### Prompt
Repeat each entry exactly and drop the pictures.

### Extracted information
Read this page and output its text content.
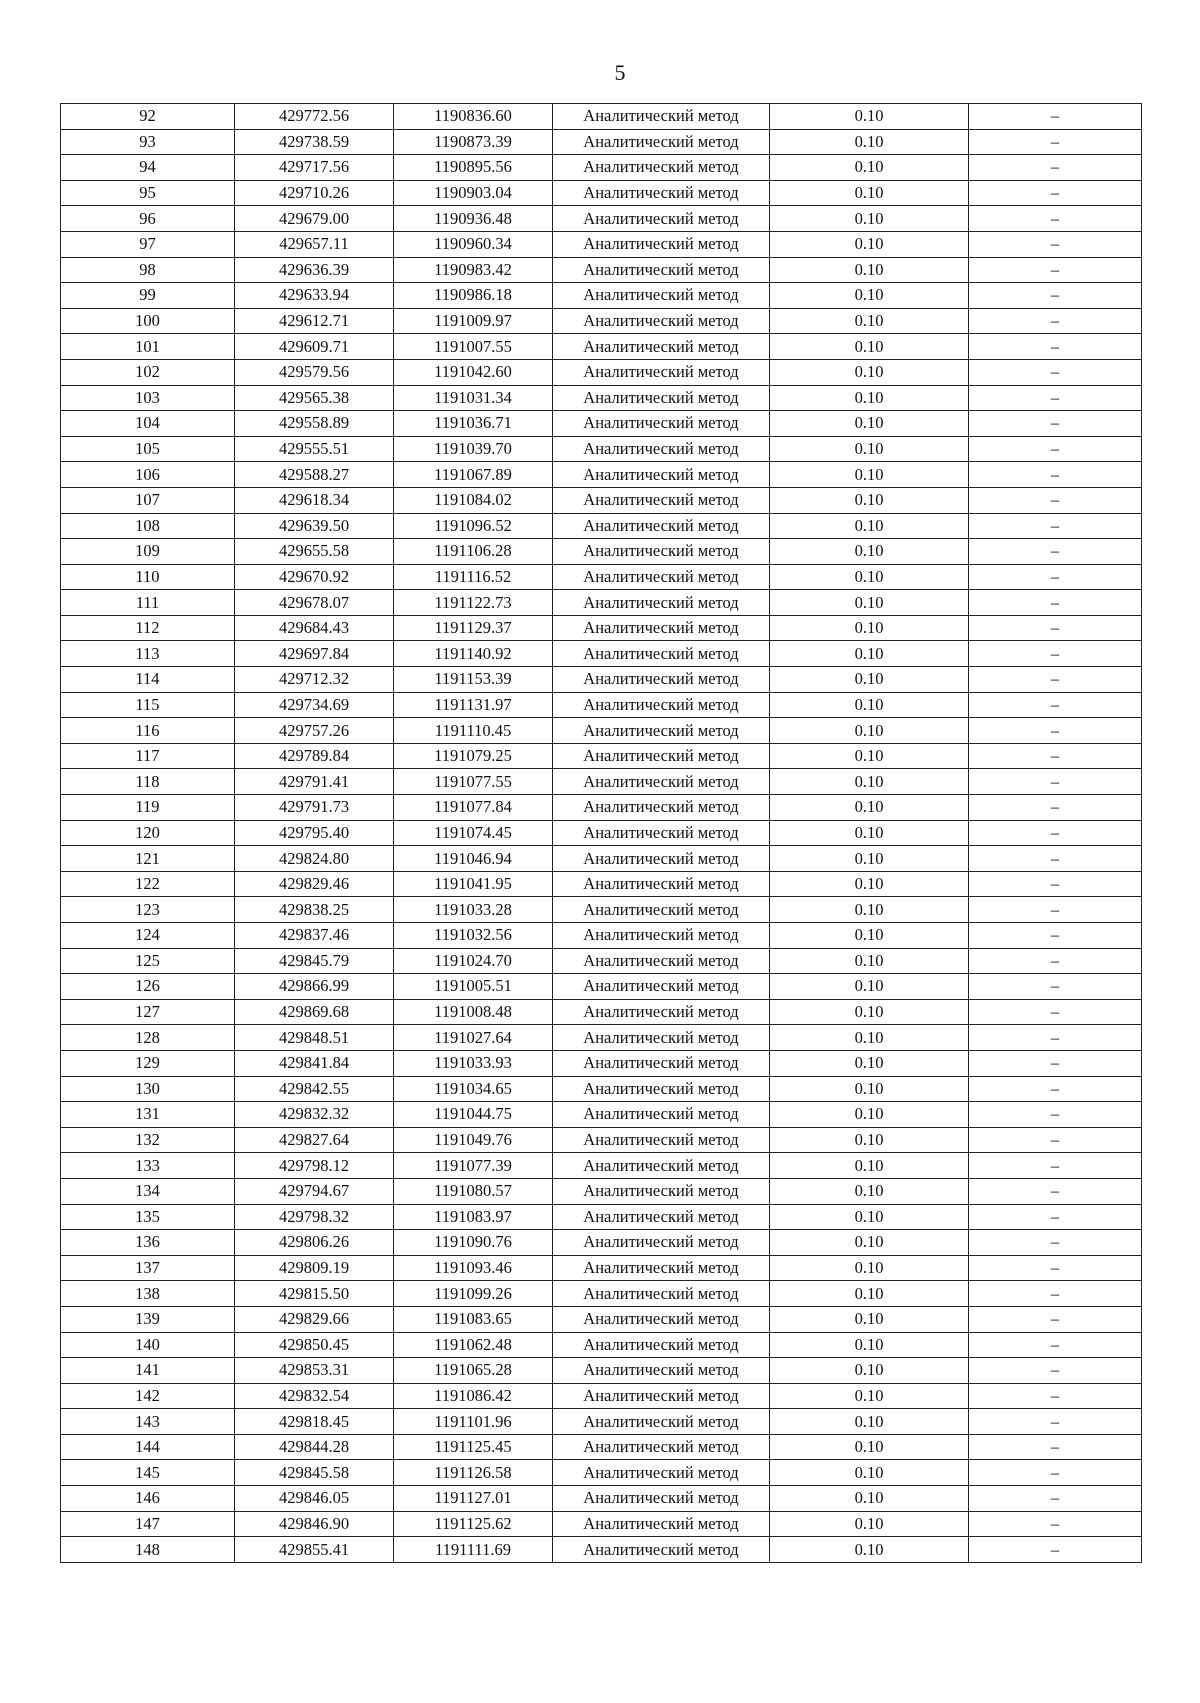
5
92	429772.56	1190836.60	Аналитический метод	0.10	–
93	429738.59	1190873.39	Аналитический метод	0.10	–
94	429717.56	1190895.56	Аналитический метод	0.10	–
95	429710.26	1190903.04	Аналитический метод	0.10	–
96	429679.00	1190936.48	Аналитический метод	0.10	–
97	429657.11	1190960.34	Аналитический метод	0.10	–
98	429636.39	1190983.42	Аналитический метод	0.10	–
99	429633.94	1190986.18	Аналитический метод	0.10	–
100	429612.71	1191009.97	Аналитический метод	0.10	–
101	429609.71	1191007.55	Аналитический метод	0.10	–
102	429579.56	1191042.60	Аналитический метод	0.10	–
103	429565.38	1191031.34	Аналитический метод	0.10	–
104	429558.89	1191036.71	Аналитический метод	0.10	–
105	429555.51	1191039.70	Аналитический метод	0.10	–
106	429588.27	1191067.89	Аналитический метод	0.10	–
107	429618.34	1191084.02	Аналитический метод	0.10	–
108	429639.50	1191096.52	Аналитический метод	0.10	–
109	429655.58	1191106.28	Аналитический метод	0.10	–
110	429670.92	1191116.52	Аналитический метод	0.10	–
111	429678.07	1191122.73	Аналитический метод	0.10	–
112	429684.43	1191129.37	Аналитический метод	0.10	–
113	429697.84	1191140.92	Аналитический метод	0.10	–
114	429712.32	1191153.39	Аналитический метод	0.10	–
115	429734.69	1191131.97	Аналитический метод	0.10	–
116	429757.26	1191110.45	Аналитический метод	0.10	–
117	429789.84	1191079.25	Аналитический метод	0.10	–
118	429791.41	1191077.55	Аналитический метод	0.10	–
119	429791.73	1191077.84	Аналитический метод	0.10	–
120	429795.40	1191074.45	Аналитический метод	0.10	–
121	429824.80	1191046.94	Аналитический метод	0.10	–
122	429829.46	1191041.95	Аналитический метод	0.10	–
123	429838.25	1191033.28	Аналитический метод	0.10	–
124	429837.46	1191032.56	Аналитический метод	0.10	–
125	429845.79	1191024.70	Аналитический метод	0.10	–
126	429866.99	1191005.51	Аналитический метод	0.10	–
127	429869.68	1191008.48	Аналитический метод	0.10	–
128	429848.51	1191027.64	Аналитический метод	0.10	–
129	429841.84	1191033.93	Аналитический метод	0.10	–
130	429842.55	1191034.65	Аналитический метод	0.10	–
131	429832.32	1191044.75	Аналитический метод	0.10	–
132	429827.64	1191049.76	Аналитический метод	0.10	–
133	429798.12	1191077.39	Аналитический метод	0.10	–
134	429794.67	1191080.57	Аналитический метод	0.10	–
135	429798.32	1191083.97	Аналитический метод	0.10	–
136	429806.26	1191090.76	Аналитический метод	0.10	–
137	429809.19	1191093.46	Аналитический метод	0.10	–
138	429815.50	1191099.26	Аналитический метод	0.10	–
139	429829.66	1191083.65	Аналитический метод	0.10	–
140	429850.45	1191062.48	Аналитический метод	0.10	–
141	429853.31	1191065.28	Аналитический метод	0.10	–
142	429832.54	1191086.42	Аналитический метод	0.10	–
143	429818.45	1191101.96	Аналитический метод	0.10	–
144	429844.28	1191125.45	Аналитический метод	0.10	–
145	429845.58	1191126.58	Аналитический метод	0.10	–
146	429846.05	1191127.01	Аналитический метод	0.10	–
147	429846.90	1191125.62	Аналитический метод	0.10	–
148	429855.41	1191111.69	Аналитический метод	0.10	–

### Output for this exercise
Read this page and output its text content.
5
92	429772.56	1190836.60	Аналитический метод	0.10	–
93	429738.59	1190873.39	Аналитический метод	0.10	–
94	429717.56	1190895.56	Аналитический метод	0.10	–
95	429710.26	1190903.04	Аналитический метод	0.10	–
96	429679.00	1190936.48	Аналитический метод	0.10	–
97	429657.11	1190960.34	Аналитический метод	0.10	–
98	429636.39	1190983.42	Аналитический метод	0.10	–
99	429633.94	1190986.18	Аналитический метод	0.10	–
100	429612.71	1191009.97	Аналитический метод	0.10	–
101	429609.71	1191007.55	Аналитический метод	0.10	–
102	429579.56	1191042.60	Аналитический метод	0.10	–
103	429565.38	1191031.34	Аналитический метод	0.10	–
104	429558.89	1191036.71	Аналитический метод	0.10	–
105	429555.51	1191039.70	Аналитический метод	0.10	–
106	429588.27	1191067.89	Аналитический метод	0.10	–
107	429618.34	1191084.02	Аналитический метод	0.10	–
108	429639.50	1191096.52	Аналитический метод	0.10	–
109	429655.58	1191106.28	Аналитический метод	0.10	–
110	429670.92	1191116.52	Аналитический метод	0.10	–
111	429678.07	1191122.73	Аналитический метод	0.10	–
112	429684.43	1191129.37	Аналитический метод	0.10	–
113	429697.84	1191140.92	Аналитический метод	0.10	–
114	429712.32	1191153.39	Аналитический метод	0.10	–
115	429734.69	1191131.97	Аналитический метод	0.10	–
116	429757.26	1191110.45	Аналитический метод	0.10	–
117	429789.84	1191079.25	Аналитический метод	0.10	–
118	429791.41	1191077.55	Аналитический метод	0.10	–
119	429791.73	1191077.84	Аналитический метод	0.10	–
120	429795.40	1191074.45	Аналитический метод	0.10	–
121	429824.80	1191046.94	Аналитический метод	0.10	–
122	429829.46	1191041.95	Аналитический метод	0.10	–
123	429838.25	1191033.28	Аналитический метод	0.10	–
124	429837.46	1191032.56	Аналитический метод	0.10	–
125	429845.79	1191024.70	Аналитический метод	0.10	–
126	429866.99	1191005.51	Аналитический метод	0.10	–
127	429869.68	1191008.48	Аналитический метод	0.10	–
128	429848.51	1191027.64	Аналитический метод	0.10	–
129	429841.84	1191033.93	Аналитический метод	0.10	–
130	429842.55	1191034.65	Аналитический метод	0.10	–
131	429832.32	1191044.75	Аналитический метод	0.10	–
132	429827.64	1191049.76	Аналитический метод	0.10	–
133	429798.12	1191077.39	Аналитический метод	0.10	–
134	429794.67	1191080.57	Аналитический метод	0.10	–
135	429798.32	1191083.97	Аналитический метод	0.10	–
136	429806.26	1191090.76	Аналитический метод	0.10	–
137	429809.19	1191093.46	Аналитический метод	0.10	–
138	429815.50	1191099.26	Аналитический метод	0.10	–
139	429829.66	1191083.65	Аналитический метод	0.10	–
140	429850.45	1191062.48	Аналитический метод	0.10	–
141	429853.31	1191065.28	Аналитический метод	0.10	–
142	429832.54	1191086.42	Аналитический метод	0.10	–
143	429818.45	1191101.96	Аналитический метод	0.10	–
144	429844.28	1191125.45	Аналитический метод	0.10	–
145	429845.58	1191126.58	Аналитический метод	0.10	–
146	429846.05	1191127.01	Аналитический метод	0.10	–
147	429846.90	1191125.62	Аналитический метод	0.10	–
148	429855.41	1191111.69	Аналитический метод	0.10	–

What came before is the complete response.